◆ **AIM OF THE EXERCISE**: Print the entire listing. Each line must match the original exactly.
━━━━━ TASK DATA
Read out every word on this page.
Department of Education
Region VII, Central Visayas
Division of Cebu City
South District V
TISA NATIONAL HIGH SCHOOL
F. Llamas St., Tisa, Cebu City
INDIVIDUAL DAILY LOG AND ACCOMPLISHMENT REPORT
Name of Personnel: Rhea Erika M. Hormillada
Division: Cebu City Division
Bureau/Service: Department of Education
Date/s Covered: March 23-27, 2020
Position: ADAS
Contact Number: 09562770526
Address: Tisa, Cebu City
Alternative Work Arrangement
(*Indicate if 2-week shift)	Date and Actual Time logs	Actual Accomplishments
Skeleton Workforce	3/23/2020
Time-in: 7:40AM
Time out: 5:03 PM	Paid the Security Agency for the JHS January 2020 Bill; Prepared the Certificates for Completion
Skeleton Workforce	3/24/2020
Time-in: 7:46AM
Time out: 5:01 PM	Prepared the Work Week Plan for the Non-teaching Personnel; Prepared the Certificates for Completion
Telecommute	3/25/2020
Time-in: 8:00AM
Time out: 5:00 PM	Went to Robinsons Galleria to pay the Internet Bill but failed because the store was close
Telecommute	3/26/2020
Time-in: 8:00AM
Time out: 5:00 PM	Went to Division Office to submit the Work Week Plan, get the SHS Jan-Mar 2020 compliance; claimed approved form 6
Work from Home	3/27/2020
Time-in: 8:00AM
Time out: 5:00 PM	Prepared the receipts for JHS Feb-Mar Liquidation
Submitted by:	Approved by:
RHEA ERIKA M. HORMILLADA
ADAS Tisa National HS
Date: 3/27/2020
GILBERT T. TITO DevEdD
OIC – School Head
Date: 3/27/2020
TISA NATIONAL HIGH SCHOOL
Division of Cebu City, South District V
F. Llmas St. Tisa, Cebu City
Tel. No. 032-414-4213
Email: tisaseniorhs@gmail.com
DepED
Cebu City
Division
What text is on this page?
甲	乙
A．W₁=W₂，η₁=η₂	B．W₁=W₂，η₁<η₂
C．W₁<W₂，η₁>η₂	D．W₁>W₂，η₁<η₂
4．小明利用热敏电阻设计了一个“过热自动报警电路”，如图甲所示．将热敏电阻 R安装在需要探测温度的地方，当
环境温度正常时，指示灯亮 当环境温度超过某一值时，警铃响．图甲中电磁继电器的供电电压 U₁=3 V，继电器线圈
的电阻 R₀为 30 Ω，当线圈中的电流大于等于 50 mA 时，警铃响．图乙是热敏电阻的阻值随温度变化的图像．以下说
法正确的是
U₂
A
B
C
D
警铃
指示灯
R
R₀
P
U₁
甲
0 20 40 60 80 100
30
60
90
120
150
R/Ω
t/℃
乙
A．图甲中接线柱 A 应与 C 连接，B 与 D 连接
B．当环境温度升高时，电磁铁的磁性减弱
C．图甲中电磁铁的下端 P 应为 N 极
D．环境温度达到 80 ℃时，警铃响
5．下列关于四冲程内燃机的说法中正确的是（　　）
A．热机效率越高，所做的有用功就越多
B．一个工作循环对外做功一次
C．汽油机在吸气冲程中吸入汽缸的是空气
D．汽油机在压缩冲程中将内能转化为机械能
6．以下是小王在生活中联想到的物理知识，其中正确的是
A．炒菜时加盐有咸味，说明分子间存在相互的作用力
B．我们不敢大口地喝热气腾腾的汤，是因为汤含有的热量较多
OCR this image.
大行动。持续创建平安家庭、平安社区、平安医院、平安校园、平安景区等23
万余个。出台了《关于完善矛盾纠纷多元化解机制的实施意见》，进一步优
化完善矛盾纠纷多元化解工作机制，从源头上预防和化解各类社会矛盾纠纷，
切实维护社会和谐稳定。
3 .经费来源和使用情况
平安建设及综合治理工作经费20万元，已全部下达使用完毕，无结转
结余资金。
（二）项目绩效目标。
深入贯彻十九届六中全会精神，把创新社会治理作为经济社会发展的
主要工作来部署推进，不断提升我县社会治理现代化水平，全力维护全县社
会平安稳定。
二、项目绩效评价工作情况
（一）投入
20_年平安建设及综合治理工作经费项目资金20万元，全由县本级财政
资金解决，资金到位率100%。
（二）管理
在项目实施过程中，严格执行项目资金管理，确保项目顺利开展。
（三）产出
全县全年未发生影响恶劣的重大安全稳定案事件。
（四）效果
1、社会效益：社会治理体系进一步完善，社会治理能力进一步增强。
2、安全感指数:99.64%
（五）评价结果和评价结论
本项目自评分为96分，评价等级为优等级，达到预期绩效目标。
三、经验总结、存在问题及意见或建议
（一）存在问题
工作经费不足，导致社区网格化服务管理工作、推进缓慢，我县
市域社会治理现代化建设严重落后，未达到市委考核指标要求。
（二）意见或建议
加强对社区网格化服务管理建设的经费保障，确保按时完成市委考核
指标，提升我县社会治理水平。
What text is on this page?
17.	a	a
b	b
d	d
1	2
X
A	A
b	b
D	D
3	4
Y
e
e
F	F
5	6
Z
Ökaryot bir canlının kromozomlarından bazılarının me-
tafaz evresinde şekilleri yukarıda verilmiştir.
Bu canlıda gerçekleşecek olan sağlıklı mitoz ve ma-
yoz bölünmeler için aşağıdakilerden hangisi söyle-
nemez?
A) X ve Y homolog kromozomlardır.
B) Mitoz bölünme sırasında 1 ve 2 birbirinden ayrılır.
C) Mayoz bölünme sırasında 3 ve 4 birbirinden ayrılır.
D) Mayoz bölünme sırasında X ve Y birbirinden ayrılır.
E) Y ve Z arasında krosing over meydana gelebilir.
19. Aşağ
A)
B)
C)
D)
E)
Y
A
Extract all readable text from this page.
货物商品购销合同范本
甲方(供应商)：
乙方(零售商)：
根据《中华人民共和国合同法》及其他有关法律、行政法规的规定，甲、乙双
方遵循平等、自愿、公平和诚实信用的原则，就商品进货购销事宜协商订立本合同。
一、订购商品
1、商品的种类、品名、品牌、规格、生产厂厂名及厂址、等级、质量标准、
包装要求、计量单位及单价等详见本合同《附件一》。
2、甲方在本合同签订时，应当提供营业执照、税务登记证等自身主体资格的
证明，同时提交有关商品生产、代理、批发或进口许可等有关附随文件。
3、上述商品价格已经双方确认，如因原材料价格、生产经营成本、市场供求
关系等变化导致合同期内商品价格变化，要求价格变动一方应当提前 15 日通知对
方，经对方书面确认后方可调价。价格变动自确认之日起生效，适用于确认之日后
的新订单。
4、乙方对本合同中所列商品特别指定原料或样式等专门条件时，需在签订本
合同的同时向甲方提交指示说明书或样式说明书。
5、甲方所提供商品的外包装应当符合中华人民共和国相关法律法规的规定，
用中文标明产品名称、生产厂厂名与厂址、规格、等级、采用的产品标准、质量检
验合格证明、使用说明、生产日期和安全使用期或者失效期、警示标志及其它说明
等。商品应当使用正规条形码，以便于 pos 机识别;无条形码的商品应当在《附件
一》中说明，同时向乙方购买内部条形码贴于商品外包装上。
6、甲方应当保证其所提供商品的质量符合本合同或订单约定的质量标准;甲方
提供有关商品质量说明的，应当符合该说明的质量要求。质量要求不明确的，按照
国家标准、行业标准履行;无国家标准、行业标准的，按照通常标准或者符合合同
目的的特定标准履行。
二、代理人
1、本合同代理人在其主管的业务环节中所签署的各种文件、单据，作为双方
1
━━━━━━━━━━
◆ **FINAL RESULT**:
Read out every word on this page.
Department of Education
Region VII, Central Visayas
Division of Cebu City
South District V
TISA NATIONAL HIGH SCHOOL
F. Llamas St., Tisa, Cebu City
INDIVIDUAL DAILY LOG AND ACCOMPLISHMENT REPORT
Name of Personnel: Rhea Erika M. Hormillada
Division: Cebu City Division
Bureau/Service: Department of Education
Date/s Covered: March 23-27, 2020
Position: ADAS
Contact Number: 09562770526
Address: Tisa, Cebu City
Alternative Work Arrangement
(*Indicate if 2-week shift)	Date and Actual Time logs	Actual Accomplishments
Skeleton Workforce	3/23/2020
Time-in: 7:40AM
Time out: 5:03 PM	Paid the Security Agency for the JHS January 2020 Bill; Prepared the Certificates for Completion
Skeleton Workforce	3/24/2020
Time-in: 7:46AM
Time out: 5:01 PM	Prepared the Work Week Plan for the Non-teaching Personnel; Prepared the Certificates for Completion
Telecommute	3/25/2020
Time-in: 8:00AM
Time out: 5:00 PM	Went to Robinsons Galleria to pay the Internet Bill but failed because the store was close
Telecommute	3/26/2020
Time-in: 8:00AM
Time out: 5:00 PM	Went to Division Office to submit the Work Week Plan, get the SHS Jan-Mar 2020 compliance; claimed approved form 6
Work from Home	3/27/2020
Time-in: 8:00AM
Time out: 5:00 PM	Prepared the receipts for JHS Feb-Mar Liquidation
Submitted by:	Approved by:
RHEA ERIKA M. HORMILLADA
ADAS Tisa National HS
Date: 3/27/2020
GILBERT T. TITO DevEdD
OIC – School Head
Date: 3/27/2020
TISA NATIONAL HIGH SCHOOL
Division of Cebu City, South District V
F. Llmas St. Tisa, Cebu City
Tel. No. 032-414-4213
Email: tisaseniorhs@gmail.com
DepED
Cebu City
Division
What text is on this page?
甲	乙
A．W₁=W₂，η₁=η₂	B．W₁=W₂，η₁<η₂
C．W₁<W₂，η₁>η₂	D．W₁>W₂，η₁<η₂
4．小明利用热敏电阻设计了一个“过热自动报警电路”，如图甲所示．将热敏电阻 R安装在需要探测温度的地方，当
环境温度正常时，指示灯亮 当环境温度超过某一值时，警铃响．图甲中电磁继电器的供电电压 U₁=3 V，继电器线圈
的电阻 R₀为 30 Ω，当线圈中的电流大于等于 50 mA 时，警铃响．图乙是热敏电阻的阻值随温度变化的图像．以下说
法正确的是
U₂
A
B
C
D
警铃
指示灯
R
R₀
P
U₁
甲
0 20 40 60 80 100
30
60
90
120
150
R/Ω
t/℃
乙
A．图甲中接线柱 A 应与 C 连接，B 与 D 连接
B．当环境温度升高时，电磁铁的磁性减弱
C．图甲中电磁铁的下端 P 应为 N 极
D．环境温度达到 80 ℃时，警铃响
5．下列关于四冲程内燃机的说法中正确的是（　　）
A．热机效率越高，所做的有用功就越多
B．一个工作循环对外做功一次
C．汽油机在吸气冲程中吸入汽缸的是空气
D．汽油机在压缩冲程中将内能转化为机械能
6．以下是小王在生活中联想到的物理知识，其中正确的是
A．炒菜时加盐有咸味，说明分子间存在相互的作用力
B．我们不敢大口地喝热气腾腾的汤，是因为汤含有的热量较多
OCR this image.
大行动。持续创建平安家庭、平安社区、平安医院、平安校园、平安景区等23
万余个。出台了《关于完善矛盾纠纷多元化解机制的实施意见》，进一步优
化完善矛盾纠纷多元化解工作机制，从源头上预防和化解各类社会矛盾纠纷，
切实维护社会和谐稳定。
3 .经费来源和使用情况
平安建设及综合治理工作经费20万元，已全部下达使用完毕，无结转
结余资金。
（二）项目绩效目标。
深入贯彻十九届六中全会精神，把创新社会治理作为经济社会发展的
主要工作来部署推进，不断提升我县社会治理现代化水平，全力维护全县社
会平安稳定。
二、项目绩效评价工作情况
（一）投入
20_年平安建设及综合治理工作经费项目资金20万元，全由县本级财政
资金解决，资金到位率100%。
（二）管理
在项目实施过程中，严格执行项目资金管理，确保项目顺利开展。
（三）产出
全县全年未发生影响恶劣的重大安全稳定案事件。
（四）效果
1、社会效益：社会治理体系进一步完善，社会治理能力进一步增强。
2、安全感指数:99.64%
（五）评价结果和评价结论
本项目自评分为96分，评价等级为优等级，达到预期绩效目标。
三、经验总结、存在问题及意见或建议
（一）存在问题
工作经费不足，导致社区网格化服务管理工作、推进缓慢，我县
市域社会治理现代化建设严重落后，未达到市委考核指标要求。
（二）意见或建议
加强对社区网格化服务管理建设的经费保障，确保按时完成市委考核
指标，提升我县社会治理水平。
What text is on this page?
17.	a	a
b	b
d	d
1	2
X
A	A
b	b
D	D
3	4
Y
e
e
F	F
5	6
Z
Ökaryot bir canlının kromozomlarından bazılarının me-
tafaz evresinde şekilleri yukarıda verilmiştir.
Bu canlıda gerçekleşecek olan sağlıklı mitoz ve ma-
yoz bölünmeler için aşağıdakilerden hangisi söyle-
nemez?
A) X ve Y homolog kromozomlardır.
B) Mitoz bölünme sırasında 1 ve 2 birbirinden ayrılır.
C) Mayoz bölünme sırasında 3 ve 4 birbirinden ayrılır.
D) Mayoz bölünme sırasında X ve Y birbirinden ayrılır.
E) Y ve Z arasında krosing over meydana gelebilir.
19. Aşağ
A)
B)
C)
D)
E)
Y
A
Extract all readable text from this page.
货物商品购销合同范本
甲方(供应商)：
乙方(零售商)：
根据《中华人民共和国合同法》及其他有关法律、行政法规的规定，甲、乙双
方遵循平等、自愿、公平和诚实信用的原则，就商品进货购销事宜协商订立本合同。
一、订购商品
1、商品的种类、品名、品牌、规格、生产厂厂名及厂址、等级、质量标准、
包装要求、计量单位及单价等详见本合同《附件一》。
2、甲方在本合同签订时，应当提供营业执照、税务登记证等自身主体资格的
证明，同时提交有关商品生产、代理、批发或进口许可等有关附随文件。
3、上述商品价格已经双方确认，如因原材料价格、生产经营成本、市场供求
关系等变化导致合同期内商品价格变化，要求价格变动一方应当提前 15 日通知对
方，经对方书面确认后方可调价。价格变动自确认之日起生效，适用于确认之日后
的新订单。
4、乙方对本合同中所列商品特别指定原料或样式等专门条件时，需在签订本
合同的同时向甲方提交指示说明书或样式说明书。
5、甲方所提供商品的外包装应当符合中华人民共和国相关法律法规的规定，
用中文标明产品名称、生产厂厂名与厂址、规格、等级、采用的产品标准、质量检
验合格证明、使用说明、生产日期和安全使用期或者失效期、警示标志及其它说明
等。商品应当使用正规条形码，以便于 pos 机识别;无条形码的商品应当在《附件
一》中说明，同时向乙方购买内部条形码贴于商品外包装上。
6、甲方应当保证其所提供商品的质量符合本合同或订单约定的质量标准;甲方
提供有关商品质量说明的，应当符合该说明的质量要求。质量要求不明确的，按照
国家标准、行业标准履行;无国家标准、行业标准的，按照通常标准或者符合合同
目的的特定标准履行。
二、代理人
1、本合同代理人在其主管的业务环节中所签署的各种文件、单据，作为双方
1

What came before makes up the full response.